Records from a collection
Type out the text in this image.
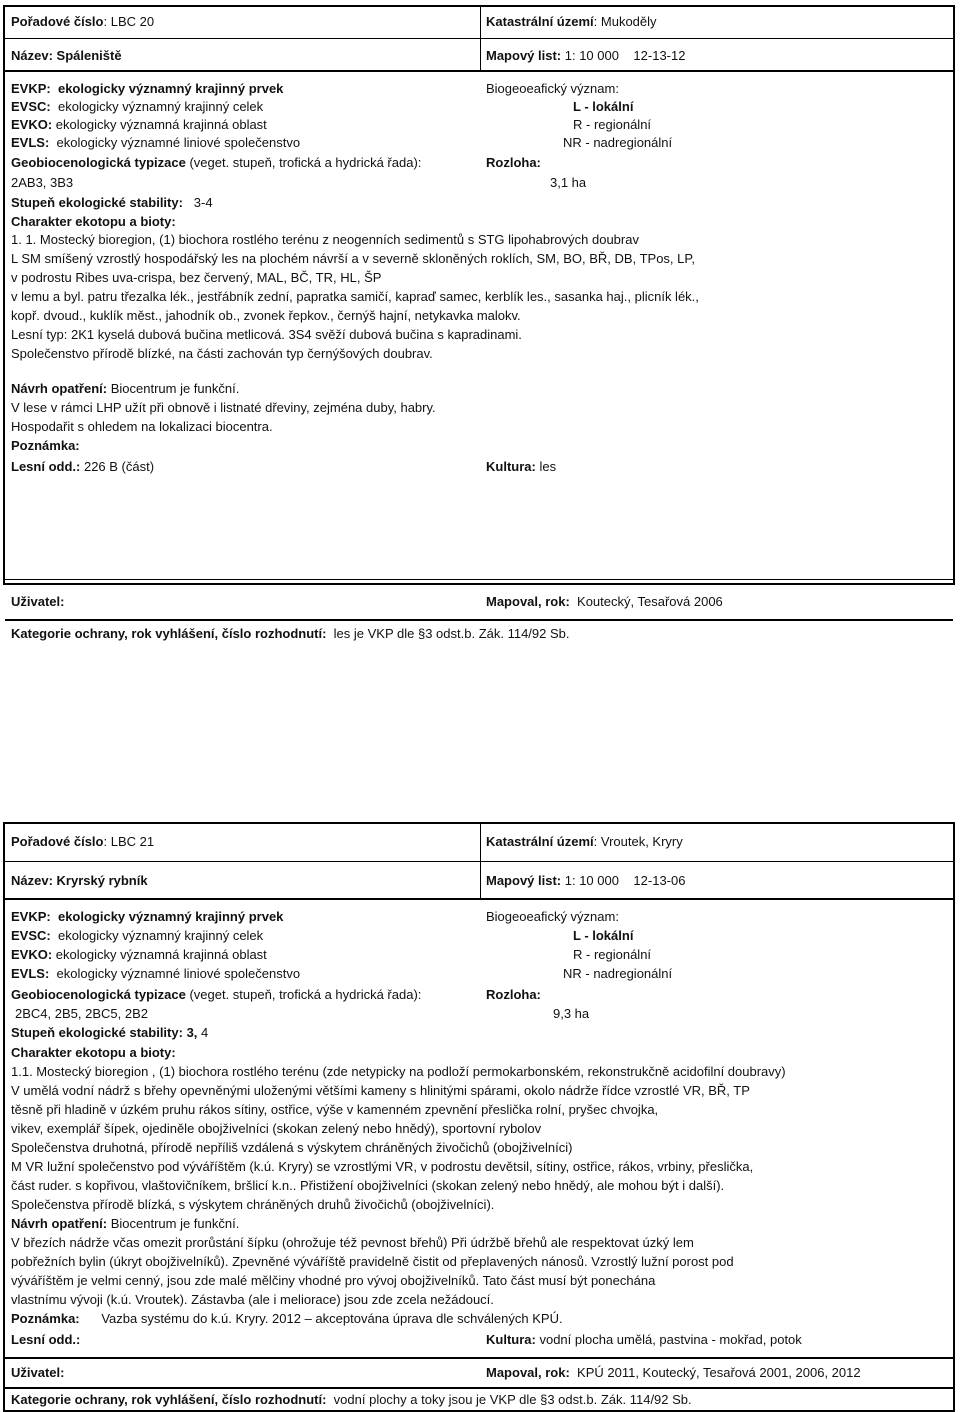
Pořadové číslo: LBC 20	Katastrální území: Mukoděly
Název: Spáleniště	Mapový list: 1: 10 000 12-13-12
EVKP: ekologicky významný krajinný prvek
EVSC: ekologicky významný krajinný celek
EVKO: ekologicky významná krajinná oblast
EVLS: ekologicky významné liniové společenstvo
Geobiocenologická typizace (veget. stupeň, trofická a hydrická řada):
2AB3, 3B3
Stupeň ekologické stability: 3-4
Charakter ekotopu a bioty:
1. 1. Mostecký bioregion, (1) biochora rostlého terénu z neogenních sedimentů s STG lipohabrových doubrav
L SM smíšený vzrostlý hospodářský les na plochém návrší a v severně skloněných roklích, SM, BO, BŘ, DB, TPos, LP,
v podrostu Ribes uva-crispa, bez červený, MAL, BČ, TR, HL, ŠP
v lemu a byl. patru třezalka lék., jestřábník zední, papratka samičí, kapraď samec, kerblík les., sasanka haj., plicník lék.,
kopř. dvoud., kuklík měst., jahodník ob., zvonek řepkov., černýš hajní, netykavka malokv.
Lesní typ: 2K1 kyselá dubová bučina metlicová. 3S4 svěží dubová bučina s kapradinami.
Společenstvo přírodě blízké, na části zachován typ černýšových doubrav.
Návrh opatření: Biocentrum je funkční.
V lese v rámci LHP užít při obnově i listnaté dřeviny, zejména duby, habry.
Hospodařit s ohledem na lokalizaci biocentra.
Poznámka:
Lesní odd.: 226 B (část)
Biogeoeafický význam:
L - lokální
R - regionální
NR - nadregionální
Rozloha:
3,1 ha
Kultura: les
Uživatel:	Mapoval, rok: Koutecký, Tesařová 2006
Kategorie ochrany, rok vyhlášení, číslo rozhodnutí: les je VKP dle §3 odst.b. Zák. 114/92 Sb.
Pořadové číslo: LBC 21	Katastrální území: Vroutek, Kryry
Název: Kryrský rybník	Mapový list: 1: 10 000 12-13-06
EVKP: ekologicky významný krajinný prvek
EVSC: ekologicky významný krajinný celek
EVKO: ekologicky významná krajinná oblast
EVLS: ekologicky významné liniové společenstvo
Geobiocenologická typizace (veget. stupeň, trofická a hydrická řada):
2BC4, 2B5, 2BC5, 2B2
Stupeň ekologické stability: 3, 4
Charakter ekotopu a bioty:
1.1. Mostecký bioregion , (1) biochora rostlého terénu (zde netypicky na podloží permokarbonském, rekonstrukčně acidofilní doubravy)
V umělá vodní nádrž s břehy opevněnými uloženými většími kameny s hlinitými spárami, okolo nádrže řídce vzrostlé VR, BŘ, TP
těsně při hladině v úzkém pruhu rákos sítiny, ostřice, výše v kamenném zpevnění přeslička rolní, pryšec chvojka,
vikev, exemplář šípek, ojediněle obojživelníci (skokan zelený nebo hnědý), sportovní rybolov
Společenstva druhotná, přírodě nepříliš vzdálená s výskytem chráněných živočichů (obojživelníci)
M VR lužní společenstvo pod výváříštěm (k.ú. Kryry) se vzrostlými VR, v podrostu devětsil, sítiny, ostřice, rákos, vrbiny, přeslička,
část ruder. s kopřivou, vlaštovičníkem, bršlicí k.n.. Přistižení obojživelníci (skokan zelený nebo hnědý, ale mohou být i další).
Společenstva přírodě blízká, s výskytem chráněných druhů živočichů (obojživelníci).
Návrh opatření: Biocentrum je funkční.
V březích nádrže včas omezit prorůstání šípku (ohrožuje též pevnost břehů) Při údržbě břehů ale respektovat úzký lem
pobřežních bylin (úkryt obojživelníků). Zpevněné výváříště pravidelně čistit od přeplavených nánosů. Vzrostlý lužní porost pod
výváříštěm je velmi cenný, jsou zde malé mělčiny vhodné pro vývoj obojživelníků. Tato část musí být ponechána
vlastnímu vývoji (k.ú. Vroutek). Zástavba (ale i meliorace) jsou zde zcela nežádoucí.
Poznámka: Vazba systému do k.ú. Kryry. 2012 – akceptována úprava dle schválených KPÚ.
Lesní odd.:
Biogeoeafický význam:
L - lokální
R - regionální
NR - nadregionální
Rozloha:
9,3 ha
Kultura: vodní plocha umělá, pastvina - mokřad, potok
Uživatel:	Mapoval, rok: KPÚ 2011, Koutecký, Tesařová 2001, 2006, 2012
Kategorie ochrany, rok vyhlášení, číslo rozhodnutí: vodní plochy a toky jsou je VKP dle §3 odst.b. Zák. 114/92 Sb.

- [Stated task]: In the material above, show every line where the word "ochrany" turns up.

- [Full response]:
Kategorie ochrany, rok vyhlášení, číslo rozhodnutí: les je VKP dle §3 odst.b. Zák. 114/92 Sb.
Kategorie ochrany, rok vyhlášení, číslo rozhodnutí: vodní plochy a toky jsou je VKP dle §3 odst.b. Zák. 114/92 Sb.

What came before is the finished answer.